* START Material shown *
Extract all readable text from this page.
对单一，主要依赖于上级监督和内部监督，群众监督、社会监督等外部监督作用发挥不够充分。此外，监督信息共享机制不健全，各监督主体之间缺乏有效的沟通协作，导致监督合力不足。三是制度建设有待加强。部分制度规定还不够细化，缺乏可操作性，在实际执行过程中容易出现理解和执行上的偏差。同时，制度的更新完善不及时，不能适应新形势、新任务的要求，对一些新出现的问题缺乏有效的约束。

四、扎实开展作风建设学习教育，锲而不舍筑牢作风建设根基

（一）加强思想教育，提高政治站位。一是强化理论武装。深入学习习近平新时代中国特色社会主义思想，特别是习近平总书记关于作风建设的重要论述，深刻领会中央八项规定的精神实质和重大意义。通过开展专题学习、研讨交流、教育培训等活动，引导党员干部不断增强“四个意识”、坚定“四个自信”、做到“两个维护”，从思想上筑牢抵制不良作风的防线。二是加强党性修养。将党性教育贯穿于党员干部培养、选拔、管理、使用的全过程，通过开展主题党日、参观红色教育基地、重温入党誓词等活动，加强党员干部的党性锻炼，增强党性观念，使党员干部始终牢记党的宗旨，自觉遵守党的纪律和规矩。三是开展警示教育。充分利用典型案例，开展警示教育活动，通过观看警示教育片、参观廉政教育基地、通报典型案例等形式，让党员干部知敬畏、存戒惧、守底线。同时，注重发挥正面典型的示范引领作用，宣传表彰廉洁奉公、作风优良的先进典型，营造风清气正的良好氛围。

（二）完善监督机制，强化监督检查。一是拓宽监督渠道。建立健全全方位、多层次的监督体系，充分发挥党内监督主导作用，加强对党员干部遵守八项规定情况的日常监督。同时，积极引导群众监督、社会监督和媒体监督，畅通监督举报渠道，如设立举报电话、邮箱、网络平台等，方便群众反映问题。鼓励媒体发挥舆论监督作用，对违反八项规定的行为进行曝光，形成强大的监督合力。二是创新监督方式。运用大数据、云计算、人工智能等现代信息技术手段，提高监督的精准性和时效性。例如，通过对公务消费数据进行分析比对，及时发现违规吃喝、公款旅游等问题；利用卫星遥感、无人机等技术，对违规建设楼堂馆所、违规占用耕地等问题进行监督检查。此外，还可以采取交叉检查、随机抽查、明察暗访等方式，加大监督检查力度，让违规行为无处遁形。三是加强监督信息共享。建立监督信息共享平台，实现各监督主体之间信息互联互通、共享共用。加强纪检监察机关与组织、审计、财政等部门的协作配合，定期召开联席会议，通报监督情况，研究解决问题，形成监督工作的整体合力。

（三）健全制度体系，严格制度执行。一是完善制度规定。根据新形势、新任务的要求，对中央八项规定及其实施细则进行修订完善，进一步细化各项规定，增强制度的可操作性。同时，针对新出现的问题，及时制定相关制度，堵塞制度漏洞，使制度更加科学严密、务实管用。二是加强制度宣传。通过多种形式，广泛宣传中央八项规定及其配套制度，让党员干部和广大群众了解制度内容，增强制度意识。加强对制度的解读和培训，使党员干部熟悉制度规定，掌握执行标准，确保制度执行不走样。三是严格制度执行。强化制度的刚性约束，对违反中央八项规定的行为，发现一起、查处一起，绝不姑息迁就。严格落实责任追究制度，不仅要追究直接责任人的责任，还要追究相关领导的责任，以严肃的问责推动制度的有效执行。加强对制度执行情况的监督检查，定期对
* END Material shown *
Task description:
Write out the whole listing again, exactly as it stands.

Output for this exercise:
Extract all readable text from this page.
对单一，主要依赖于上级监督和内部监督，群众监督、社会监督等外部监督作用发挥不够充分。此外，监督信息共享机制不健全，各监督主体之间缺乏有效的沟通协作，导致监督合力不足。三是制度建设有待加强。部分制度规定还不够细化，缺乏可操作性，在实际执行过程中容易出现理解和执行上的偏差。同时，制度的更新完善不及时，不能适应新形势、新任务的要求，对一些新出现的问题缺乏有效的约束。

四、扎实开展作风建设学习教育，锲而不舍筑牢作风建设根基

（一）加强思想教育，提高政治站位。一是强化理论武装。深入学习习近平新时代中国特色社会主义思想，特别是习近平总书记关于作风建设的重要论述，深刻领会中央八项规定的精神实质和重大意义。通过开展专题学习、研讨交流、教育培训等活动，引导党员干部不断增强“四个意识”、坚定“四个自信”、做到“两个维护”，从思想上筑牢抵制不良作风的防线。二是加强党性修养。将党性教育贯穿于党员干部培养、选拔、管理、使用的全过程，通过开展主题党日、参观红色教育基地、重温入党誓词等活动，加强党员干部的党性锻炼，增强党性观念，使党员干部始终牢记党的宗旨，自觉遵守党的纪律和规矩。三是开展警示教育。充分利用典型案例，开展警示教育活动，通过观看警示教育片、参观廉政教育基地、通报典型案例等形式，让党员干部知敬畏、存戒惧、守底线。同时，注重发挥正面典型的示范引领作用，宣传表彰廉洁奉公、作风优良的先进典型，营造风清气正的良好氛围。

（二）完善监督机制，强化监督检查。一是拓宽监督渠道。建立健全全方位、多层次的监督体系，充分发挥党内监督主导作用，加强对党员干部遵守八项规定情况的日常监督。同时，积极引导群众监督、社会监督和媒体监督，畅通监督举报渠道，如设立举报电话、邮箱、网络平台等，方便群众反映问题。鼓励媒体发挥舆论监督作用，对违反八项规定的行为进行曝光，形成强大的监督合力。二是创新监督方式。运用大数据、云计算、人工智能等现代信息技术手段，提高监督的精准性和时效性。例如，通过对公务消费数据进行分析比对，及时发现违规吃喝、公款旅游等问题；利用卫星遥感、无人机等技术，对违规建设楼堂馆所、违规占用耕地等问题进行监督检查。此外，还可以采取交叉检查、随机抽查、明察暗访等方式，加大监督检查力度，让违规行为无处遁形。三是加强监督信息共享。建立监督信息共享平台，实现各监督主体之间信息互联互通、共享共用。加强纪检监察机关与组织、审计、财政等部门的协作配合，定期召开联席会议，通报监督情况，研究解决问题，形成监督工作的整体合力。

（三）健全制度体系，严格制度执行。一是完善制度规定。根据新形势、新任务的要求，对中央八项规定及其实施细则进行修订完善，进一步细化各项规定，增强制度的可操作性。同时，针对新出现的问题，及时制定相关制度，堵塞制度漏洞，使制度更加科学严密、务实管用。二是加强制度宣传。通过多种形式，广泛宣传中央八项规定及其配套制度，让党员干部和广大群众了解制度内容，增强制度意识。加强对制度的解读和培训，使党员干部熟悉制度规定，掌握执行标准，确保制度执行不走样。三是严格制度执行。强化制度的刚性约束，对违反中央八项规定的行为，发现一起、查处一起，绝不姑息迁就。严格落实责任追究制度，不仅要追究直接责任人的责任，还要追究相关领导的责任，以严肃的问责推动制度的有效执行。加强对制度执行情况的监督检查，定期对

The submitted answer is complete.